■ Written request ■
Only the pictures are left out: repeat the rest of the entries exactly.

Data excerpts:
--

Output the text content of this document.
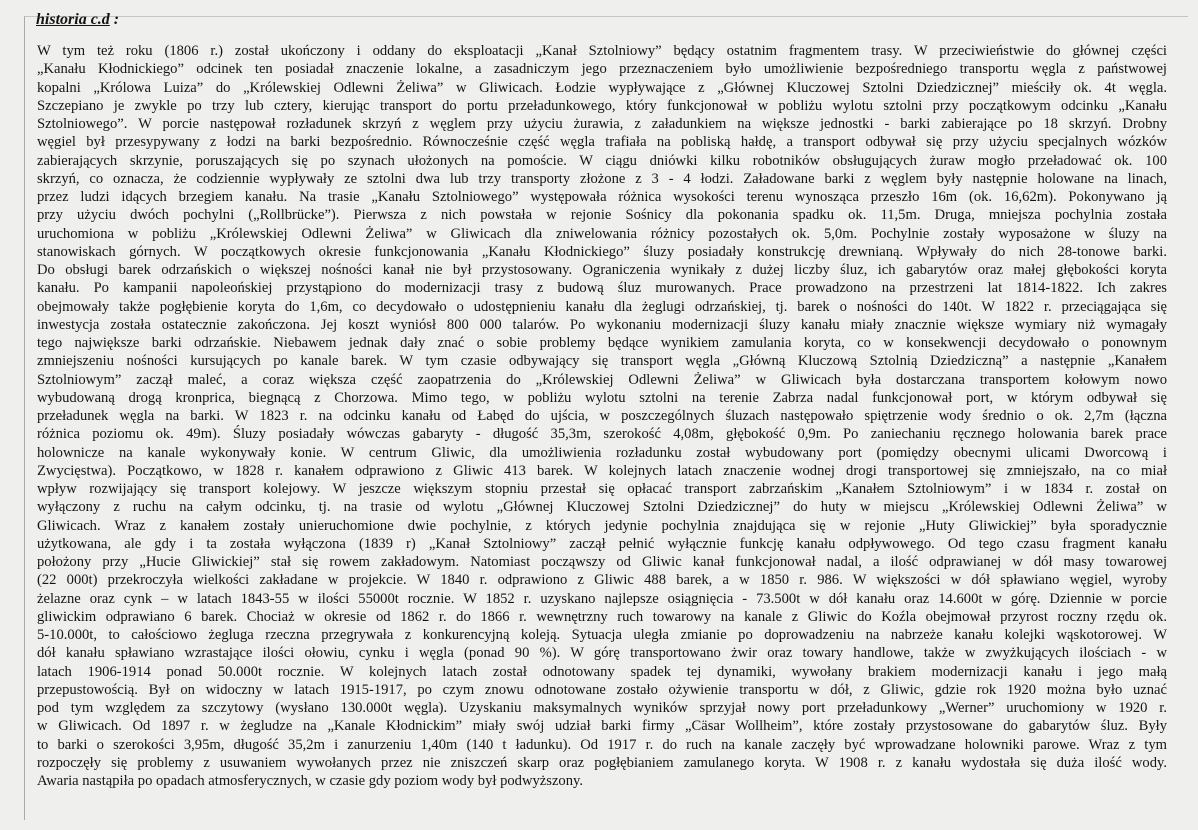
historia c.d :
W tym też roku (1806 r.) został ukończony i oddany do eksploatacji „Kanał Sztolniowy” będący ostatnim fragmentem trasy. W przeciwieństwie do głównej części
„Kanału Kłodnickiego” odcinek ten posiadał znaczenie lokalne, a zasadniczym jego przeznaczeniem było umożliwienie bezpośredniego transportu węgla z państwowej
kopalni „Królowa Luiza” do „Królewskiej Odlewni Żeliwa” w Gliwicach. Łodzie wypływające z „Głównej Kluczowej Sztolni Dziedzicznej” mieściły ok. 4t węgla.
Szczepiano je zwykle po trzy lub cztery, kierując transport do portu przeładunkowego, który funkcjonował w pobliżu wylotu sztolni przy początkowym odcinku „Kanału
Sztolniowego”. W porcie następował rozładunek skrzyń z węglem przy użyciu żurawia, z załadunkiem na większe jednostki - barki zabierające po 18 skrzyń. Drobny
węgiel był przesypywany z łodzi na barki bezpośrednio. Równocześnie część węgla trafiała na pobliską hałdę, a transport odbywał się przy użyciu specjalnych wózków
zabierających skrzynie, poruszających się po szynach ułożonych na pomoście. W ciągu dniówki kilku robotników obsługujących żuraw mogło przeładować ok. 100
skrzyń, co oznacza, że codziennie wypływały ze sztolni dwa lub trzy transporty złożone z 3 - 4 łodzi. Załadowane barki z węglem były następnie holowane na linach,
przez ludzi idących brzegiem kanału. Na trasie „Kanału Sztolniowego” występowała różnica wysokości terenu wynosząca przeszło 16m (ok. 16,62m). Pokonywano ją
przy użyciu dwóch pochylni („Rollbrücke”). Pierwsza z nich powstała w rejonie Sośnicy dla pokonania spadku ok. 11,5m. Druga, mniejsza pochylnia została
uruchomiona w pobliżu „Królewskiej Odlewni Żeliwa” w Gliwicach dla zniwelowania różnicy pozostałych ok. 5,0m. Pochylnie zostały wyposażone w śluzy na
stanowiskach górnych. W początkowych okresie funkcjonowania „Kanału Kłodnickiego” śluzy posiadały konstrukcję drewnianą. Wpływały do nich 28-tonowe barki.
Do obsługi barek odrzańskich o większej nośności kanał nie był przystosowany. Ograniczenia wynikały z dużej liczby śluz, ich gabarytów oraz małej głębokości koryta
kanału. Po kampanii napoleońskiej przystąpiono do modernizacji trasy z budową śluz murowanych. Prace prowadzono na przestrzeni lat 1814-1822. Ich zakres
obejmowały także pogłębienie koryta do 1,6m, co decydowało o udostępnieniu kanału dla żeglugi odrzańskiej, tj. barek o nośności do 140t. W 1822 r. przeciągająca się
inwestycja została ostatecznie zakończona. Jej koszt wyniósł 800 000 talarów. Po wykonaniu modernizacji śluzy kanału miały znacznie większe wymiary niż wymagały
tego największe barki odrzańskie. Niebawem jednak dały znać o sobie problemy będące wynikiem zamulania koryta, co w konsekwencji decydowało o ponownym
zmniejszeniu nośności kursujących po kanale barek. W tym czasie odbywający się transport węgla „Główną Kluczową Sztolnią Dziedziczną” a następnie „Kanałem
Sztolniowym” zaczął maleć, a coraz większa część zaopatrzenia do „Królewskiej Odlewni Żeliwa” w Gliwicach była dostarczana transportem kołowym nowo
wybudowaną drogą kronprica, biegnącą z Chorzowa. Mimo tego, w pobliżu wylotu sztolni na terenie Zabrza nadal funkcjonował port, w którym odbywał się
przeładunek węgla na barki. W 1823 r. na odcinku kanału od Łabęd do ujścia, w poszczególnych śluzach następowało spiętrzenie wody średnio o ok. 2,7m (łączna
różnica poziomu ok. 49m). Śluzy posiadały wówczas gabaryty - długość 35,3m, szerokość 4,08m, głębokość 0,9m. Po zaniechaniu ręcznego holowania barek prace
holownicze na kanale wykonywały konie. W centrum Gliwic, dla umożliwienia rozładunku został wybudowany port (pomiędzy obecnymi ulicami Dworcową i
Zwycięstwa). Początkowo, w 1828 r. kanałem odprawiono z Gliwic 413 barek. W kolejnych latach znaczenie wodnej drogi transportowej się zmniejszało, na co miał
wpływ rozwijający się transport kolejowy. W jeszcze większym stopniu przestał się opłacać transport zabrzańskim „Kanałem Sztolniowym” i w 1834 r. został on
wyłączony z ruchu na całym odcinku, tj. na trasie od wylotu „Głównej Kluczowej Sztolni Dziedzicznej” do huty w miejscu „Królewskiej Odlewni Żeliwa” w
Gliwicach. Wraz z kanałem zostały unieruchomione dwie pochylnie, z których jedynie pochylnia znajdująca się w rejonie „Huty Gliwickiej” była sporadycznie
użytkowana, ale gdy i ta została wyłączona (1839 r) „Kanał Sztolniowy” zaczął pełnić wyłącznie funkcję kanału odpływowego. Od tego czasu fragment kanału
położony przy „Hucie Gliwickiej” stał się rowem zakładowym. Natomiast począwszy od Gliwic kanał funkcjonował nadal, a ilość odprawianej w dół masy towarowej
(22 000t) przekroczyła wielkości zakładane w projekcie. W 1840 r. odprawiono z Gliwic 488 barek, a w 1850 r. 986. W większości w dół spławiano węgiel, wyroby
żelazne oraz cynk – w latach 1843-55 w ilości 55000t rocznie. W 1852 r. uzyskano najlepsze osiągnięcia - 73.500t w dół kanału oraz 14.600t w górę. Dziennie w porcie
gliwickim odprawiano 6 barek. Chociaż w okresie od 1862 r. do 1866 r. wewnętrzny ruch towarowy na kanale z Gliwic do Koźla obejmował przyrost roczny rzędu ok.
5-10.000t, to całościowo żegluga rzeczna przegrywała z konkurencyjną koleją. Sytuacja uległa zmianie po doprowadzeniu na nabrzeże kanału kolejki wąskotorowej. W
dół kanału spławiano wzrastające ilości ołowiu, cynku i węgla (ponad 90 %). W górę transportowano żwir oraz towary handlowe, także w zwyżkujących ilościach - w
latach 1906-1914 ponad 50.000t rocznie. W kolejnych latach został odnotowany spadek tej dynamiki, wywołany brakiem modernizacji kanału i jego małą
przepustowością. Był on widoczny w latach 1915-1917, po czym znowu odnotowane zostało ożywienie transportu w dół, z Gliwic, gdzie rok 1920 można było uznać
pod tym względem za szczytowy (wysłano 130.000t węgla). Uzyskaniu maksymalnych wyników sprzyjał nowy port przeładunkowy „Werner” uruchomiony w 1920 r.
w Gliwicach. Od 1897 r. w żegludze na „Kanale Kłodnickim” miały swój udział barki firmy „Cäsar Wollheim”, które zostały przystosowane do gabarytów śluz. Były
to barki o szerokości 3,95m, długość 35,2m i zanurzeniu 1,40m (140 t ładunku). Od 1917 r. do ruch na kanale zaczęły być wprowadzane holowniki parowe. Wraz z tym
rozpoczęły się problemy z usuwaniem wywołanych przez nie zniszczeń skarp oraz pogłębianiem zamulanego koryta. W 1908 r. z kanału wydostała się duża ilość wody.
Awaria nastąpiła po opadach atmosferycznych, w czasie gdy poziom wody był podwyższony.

--

■ Completed task ■
Output the text content of this document.
historia c.d :
W tym też roku (1806 r.) został ukończony i oddany do eksploatacji „Kanał Sztolniowy” będący ostatnim fragmentem trasy. W przeciwieństwie do głównej części
„Kanału Kłodnickiego” odcinek ten posiadał znaczenie lokalne, a zasadniczym jego przeznaczeniem było umożliwienie bezpośredniego transportu węgla z państwowej
kopalni „Królowa Luiza” do „Królewskiej Odlewni Żeliwa” w Gliwicach. Łodzie wypływające z „Głównej Kluczowej Sztolni Dziedzicznej” mieściły ok. 4t węgla.
Szczepiano je zwykle po trzy lub cztery, kierując transport do portu przeładunkowego, który funkcjonował w pobliżu wylotu sztolni przy początkowym odcinku „Kanału
Sztolniowego”. W porcie następował rozładunek skrzyń z węglem przy użyciu żurawia, z załadunkiem na większe jednostki - barki zabierające po 18 skrzyń. Drobny
węgiel był przesypywany z łodzi na barki bezpośrednio. Równocześnie część węgla trafiała na pobliską hałdę, a transport odbywał się przy użyciu specjalnych wózków
zabierających skrzynie, poruszających się po szynach ułożonych na pomoście. W ciągu dniówki kilku robotników obsługujących żuraw mogło przeładować ok. 100
skrzyń, co oznacza, że codziennie wypływały ze sztolni dwa lub trzy transporty złożone z 3 - 4 łodzi. Załadowane barki z węglem były następnie holowane na linach,
przez ludzi idących brzegiem kanału. Na trasie „Kanału Sztolniowego” występowała różnica wysokości terenu wynosząca przeszło 16m (ok. 16,62m). Pokonywano ją
przy użyciu dwóch pochylni („Rollbrücke”). Pierwsza z nich powstała w rejonie Sośnicy dla pokonania spadku ok. 11,5m. Druga, mniejsza pochylnia została
uruchomiona w pobliżu „Królewskiej Odlewni Żeliwa” w Gliwicach dla zniwelowania różnicy pozostałych ok. 5,0m. Pochylnie zostały wyposażone w śluzy na
stanowiskach górnych. W początkowych okresie funkcjonowania „Kanału Kłodnickiego” śluzy posiadały konstrukcję drewnianą. Wpływały do nich 28-tonowe barki.
Do obsługi barek odrzańskich o większej nośności kanał nie był przystosowany. Ograniczenia wynikały z dużej liczby śluz, ich gabarytów oraz małej głębokości koryta
kanału. Po kampanii napoleońskiej przystąpiono do modernizacji trasy z budową śluz murowanych. Prace prowadzono na przestrzeni lat 1814-1822. Ich zakres
obejmowały także pogłębienie koryta do 1,6m, co decydowało o udostępnieniu kanału dla żeglugi odrzańskiej, tj. barek o nośności do 140t. W 1822 r. przeciągająca się
inwestycja została ostatecznie zakończona. Jej koszt wyniósł 800 000 talarów. Po wykonaniu modernizacji śluzy kanału miały znacznie większe wymiary niż wymagały
tego największe barki odrzańskie. Niebawem jednak dały znać o sobie problemy będące wynikiem zamulania koryta, co w konsekwencji decydowało o ponownym
zmniejszeniu nośności kursujących po kanale barek. W tym czasie odbywający się transport węgla „Główną Kluczową Sztolnią Dziedziczną” a następnie „Kanałem
Sztolniowym” zaczął maleć, a coraz większa część zaopatrzenia do „Królewskiej Odlewni Żeliwa” w Gliwicach była dostarczana transportem kołowym nowo
wybudowaną drogą kronprica, biegnącą z Chorzowa. Mimo tego, w pobliżu wylotu sztolni na terenie Zabrza nadal funkcjonował port, w którym odbywał się
przeładunek węgla na barki. W 1823 r. na odcinku kanału od Łabęd do ujścia, w poszczególnych śluzach następowało spiętrzenie wody średnio o ok. 2,7m (łączna
różnica poziomu ok. 49m). Śluzy posiadały wówczas gabaryty - długość 35,3m, szerokość 4,08m, głębokość 0,9m. Po zaniechaniu ręcznego holowania barek prace
holownicze na kanale wykonywały konie. W centrum Gliwic, dla umożliwienia rozładunku został wybudowany port (pomiędzy obecnymi ulicami Dworcową i
Zwycięstwa). Początkowo, w 1828 r. kanałem odprawiono z Gliwic 413 barek. W kolejnych latach znaczenie wodnej drogi transportowej się zmniejszało, na co miał
wpływ rozwijający się transport kolejowy. W jeszcze większym stopniu przestał się opłacać transport zabrzańskim „Kanałem Sztolniowym” i w 1834 r. został on
wyłączony z ruchu na całym odcinku, tj. na trasie od wylotu „Głównej Kluczowej Sztolni Dziedzicznej” do huty w miejscu „Królewskiej Odlewni Żeliwa” w
Gliwicach. Wraz z kanałem zostały unieruchomione dwie pochylnie, z których jedynie pochylnia znajdująca się w rejonie „Huty Gliwickiej” była sporadycznie
użytkowana, ale gdy i ta została wyłączona (1839 r) „Kanał Sztolniowy” zaczął pełnić wyłącznie funkcję kanału odpływowego. Od tego czasu fragment kanału
położony przy „Hucie Gliwickiej” stał się rowem zakładowym. Natomiast począwszy od Gliwic kanał funkcjonował nadal, a ilość odprawianej w dół masy towarowej
(22 000t) przekroczyła wielkości zakładane w projekcie. W 1840 r. odprawiono z Gliwic 488 barek, a w 1850 r. 986. W większości w dół spławiano węgiel, wyroby
żelazne oraz cynk – w latach 1843-55 w ilości 55000t rocznie. W 1852 r. uzyskano najlepsze osiągnięcia - 73.500t w dół kanału oraz 14.600t w górę. Dziennie w porcie
gliwickim odprawiano 6 barek. Chociaż w okresie od 1862 r. do 1866 r. wewnętrzny ruch towarowy na kanale z Gliwic do Koźla obejmował przyrost roczny rzędu ok.
5-10.000t, to całościowo żegluga rzeczna przegrywała z konkurencyjną koleją. Sytuacja uległa zmianie po doprowadzeniu na nabrzeże kanału kolejki wąskotorowej. W
dół kanału spławiano wzrastające ilości ołowiu, cynku i węgla (ponad 90 %). W górę transportowano żwir oraz towary handlowe, także w zwyżkujących ilościach - w
latach 1906-1914 ponad 50.000t rocznie. W kolejnych latach został odnotowany spadek tej dynamiki, wywołany brakiem modernizacji kanału i jego małą
przepustowością. Był on widoczny w latach 1915-1917, po czym znowu odnotowane zostało ożywienie transportu w dół, z Gliwic, gdzie rok 1920 można było uznać
pod tym względem za szczytowy (wysłano 130.000t węgla). Uzyskaniu maksymalnych wyników sprzyjał nowy port przeładunkowy „Werner” uruchomiony w 1920 r.
w Gliwicach. Od 1897 r. w żegludze na „Kanale Kłodnickim” miały swój udział barki firmy „Cäsar Wollheim”, które zostały przystosowane do gabarytów śluz. Były
to barki o szerokości 3,95m, długość 35,2m i zanurzeniu 1,40m (140 t ładunku). Od 1917 r. do ruch na kanale zaczęły być wprowadzane holowniki parowe. Wraz z tym
rozpoczęły się problemy z usuwaniem wywołanych przez nie zniszczeń skarp oraz pogłębianiem zamulanego koryta. W 1908 r. z kanału wydostała się duża ilość wody.
Awaria nastąpiła po opadach atmosferycznych, w czasie gdy poziom wody był podwyższony.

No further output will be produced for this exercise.